(Records from a data source)
----------------
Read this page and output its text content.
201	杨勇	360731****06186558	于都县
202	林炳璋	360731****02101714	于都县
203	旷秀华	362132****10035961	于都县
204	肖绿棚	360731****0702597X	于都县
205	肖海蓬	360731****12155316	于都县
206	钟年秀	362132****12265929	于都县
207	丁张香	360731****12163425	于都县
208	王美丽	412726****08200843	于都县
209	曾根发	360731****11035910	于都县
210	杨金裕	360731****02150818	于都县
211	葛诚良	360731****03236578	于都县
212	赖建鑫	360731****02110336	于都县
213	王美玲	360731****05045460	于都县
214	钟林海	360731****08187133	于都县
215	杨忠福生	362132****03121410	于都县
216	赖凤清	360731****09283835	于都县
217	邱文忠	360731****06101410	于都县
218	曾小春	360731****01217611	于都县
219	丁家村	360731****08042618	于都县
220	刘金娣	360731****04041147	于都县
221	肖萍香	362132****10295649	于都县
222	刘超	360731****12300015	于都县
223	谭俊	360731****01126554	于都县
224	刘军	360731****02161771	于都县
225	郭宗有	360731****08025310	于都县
----------------
What is required:
Write out the entries above word for word.

Solution for this task:
Read this page and output its text content.
201	杨勇	360731****06186558	于都县
202	林炳璋	360731****02101714	于都县
203	旷秀华	362132****10035961	于都县
204	肖绿棚	360731****0702597X	于都县
205	肖海蓬	360731****12155316	于都县
206	钟年秀	362132****12265929	于都县
207	丁张香	360731****12163425	于都县
208	王美丽	412726****08200843	于都县
209	曾根发	360731****11035910	于都县
210	杨金裕	360731****02150818	于都县
211	葛诚良	360731****03236578	于都县
212	赖建鑫	360731****02110336	于都县
213	王美玲	360731****05045460	于都县
214	钟林海	360731****08187133	于都县
215	杨忠福生	362132****03121410	于都县
216	赖凤清	360731****09283835	于都县
217	邱文忠	360731****06101410	于都县
218	曾小春	360731****01217611	于都县
219	丁家村	360731****08042618	于都县
220	刘金娣	360731****04041147	于都县
221	肖萍香	362132****10295649	于都县
222	刘超	360731****12300015	于都县
223	谭俊	360731****01126554	于都县
224	刘军	360731****02161771	于都县
225	郭宗有	360731****08025310	于都县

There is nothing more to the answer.